_SHORT TASK_:
Return all of the entries word for word, but omit the pictures they contain.

================

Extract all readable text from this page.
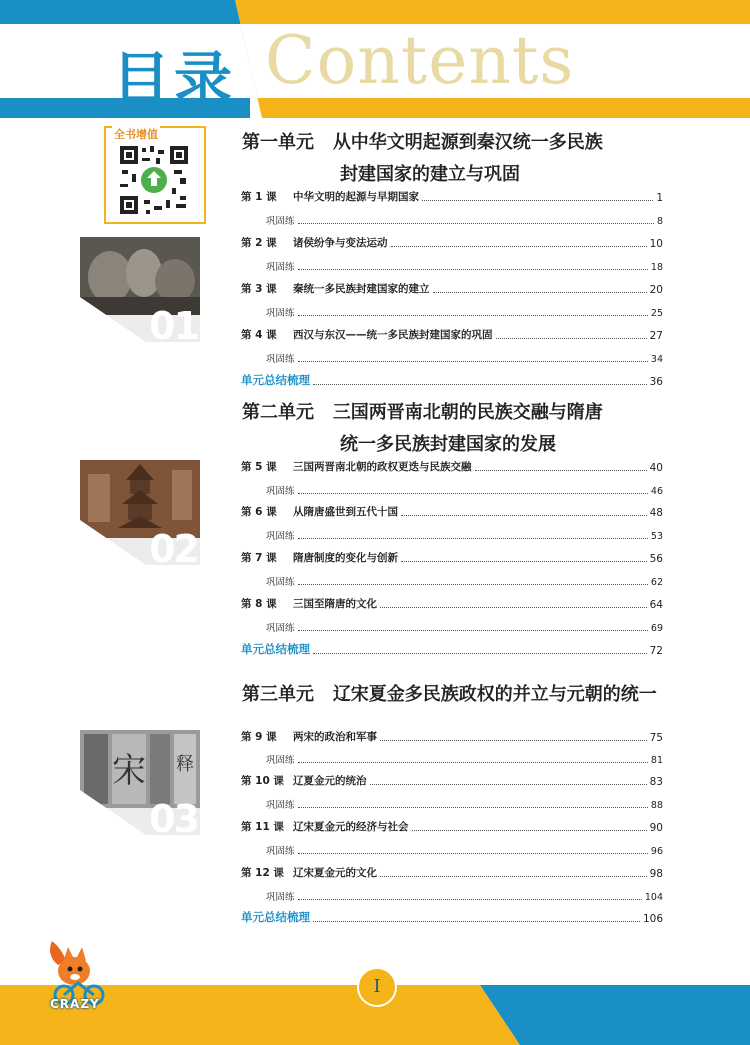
Contents
目录
全书增值
01
02
宋 释
03
第一单元 从中华文明起源到秦汉统一多民族
封建国家的建立与巩固
第 1 课 中华文明的起源与早期国家	1
巩固练	8
第 2 课 诸侯纷争与变法运动	10
巩固练	18
第 3 课 秦统一多民族封建国家的建立	20
巩固练	25
第 4 课 西汉与东汉——统一多民族封建国家的巩固	27
巩固练	34
单元总结梳理	36
第二单元 三国两晋南北朝的民族交融与隋唐
统一多民族封建国家的发展
第 5 课 三国两晋南北朝的政权更迭与民族交融	40
巩固练	46
第 6 课 从隋唐盛世到五代十国	48
巩固练	53
第 7 课 隋唐制度的变化与创新	56
巩固练	62
第 8 课 三国至隋唐的文化	64
巩固练	69
单元总结梳理	72
第三单元 辽宋夏金多民族政权的并立与元朝的统一
第 9 课 两宋的政治和军事	75
巩固练	81
第 10 课 辽夏金元的统治	83
巩固练	88
第 11 课 辽宋夏金元的经济与社会	90
巩固练	96
第 12 课 辽宋夏金元的文化	98
巩固练	104
单元总结梳理	106
I
CRAZY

================

_COMPLETED TASK_:
Extract all readable text from this page.
Contents
目录
全书增值
01
02
宋 释
03
第一单元 从中华文明起源到秦汉统一多民族
封建国家的建立与巩固
第 1 课 中华文明的起源与早期国家	1
巩固练	8
第 2 课 诸侯纷争与变法运动	10
巩固练	18
第 3 课 秦统一多民族封建国家的建立	20
巩固练	25
第 4 课 西汉与东汉——统一多民族封建国家的巩固	27
巩固练	34
单元总结梳理	36
第二单元 三国两晋南北朝的民族交融与隋唐
统一多民族封建国家的发展
第 5 课 三国两晋南北朝的政权更迭与民族交融	40
巩固练	46
第 6 课 从隋唐盛世到五代十国	48
巩固练	53
第 7 课 隋唐制度的变化与创新	56
巩固练	62
第 8 课 三国至隋唐的文化	64
巩固练	69
单元总结梳理	72
第三单元 辽宋夏金多民族政权的并立与元朝的统一
第 9 课 两宋的政治和军事	75
巩固练	81
第 10 课 辽夏金元的统治	83
巩固练	88
第 11 课 辽宋夏金元的经济与社会	90
巩固练	96
第 12 课 辽宋夏金元的文化	98
巩固练	104
单元总结梳理	106
I
CRAZY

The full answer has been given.